## Goal
Extract the records below word for word and ignore the images.

## Data for processing
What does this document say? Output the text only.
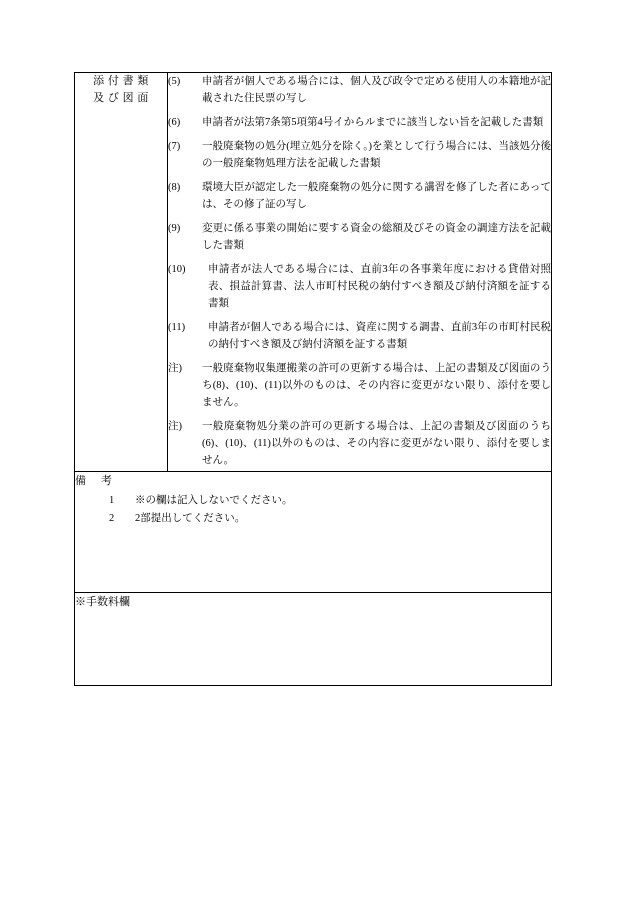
添 付 書 類
及 び 図 面

(5)	申請者が個人である場合には、個人及び政令で定める使用人の本籍地が記載された住民票の写し
(6)	申請者が法第7条第5項第4号イからルまでに該当しない旨を記載した書類
(7)	一般廃棄物の処分(埋立処分を除く。)を業として行う場合には、当該処分後の一般廃棄物処理方法を記載した書類
(8)	環境大臣が認定した一般廃棄物の処分に関する講習を修了した者にあっては、その修了証の写し
(9)	変更に係る事業の開始に要する資金の総額及びその資金の調達方法を記載した書類
(10)	申請者が法人である場合には、直前3年の各事業年度における貸借対照表、損益計算書、法人市町村民税の納付すべき額及び納付済額を証する書類
(11)	申請者が個人である場合には、資産に関する調書、直前3年の市町村民税の納付すべき額及び納付済額を証する書類
注)	一般廃棄物収集運搬業の許可の更新する場合は、上記の書類及び図面のうち(8)、(10)、(11)以外のものは、その内容に変更がない限り、添付を要しません。
注)	一般廃棄物処分業の許可の更新する場合は、上記の書類及び図面のうち(6)、(10)、(11)以外のものは、その内容に変更がない限り、添付を要しません。

備　考
1	※の欄は記入しないでください。
2	2部提出してください。

※手数料欄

## Exercise solution
What does this document say? Output the text only.
添 付 書 類
及 び 図 面

(5)	申請者が個人である場合には、個人及び政令で定める使用人の本籍地が記載された住民票の写し
(6)	申請者が法第7条第5項第4号イからルまでに該当しない旨を記載した書類
(7)	一般廃棄物の処分(埋立処分を除く。)を業として行う場合には、当該処分後の一般廃棄物処理方法を記載した書類
(8)	環境大臣が認定した一般廃棄物の処分に関する講習を修了した者にあっては、その修了証の写し
(9)	変更に係る事業の開始に要する資金の総額及びその資金の調達方法を記載した書類
(10)	申請者が法人である場合には、直前3年の各事業年度における貸借対照表、損益計算書、法人市町村民税の納付すべき額及び納付済額を証する書類
(11)	申請者が個人である場合には、資産に関する調書、直前3年の市町村民税の納付すべき額及び納付済額を証する書類
注)	一般廃棄物収集運搬業の許可の更新する場合は、上記の書類及び図面のうち(8)、(10)、(11)以外のものは、その内容に変更がない限り、添付を要しません。
注)	一般廃棄物処分業の許可の更新する場合は、上記の書類及び図面のうち(6)、(10)、(11)以外のものは、その内容に変更がない限り、添付を要しません。

備　考
1	※の欄は記入しないでください。
2	2部提出してください。

※手数料欄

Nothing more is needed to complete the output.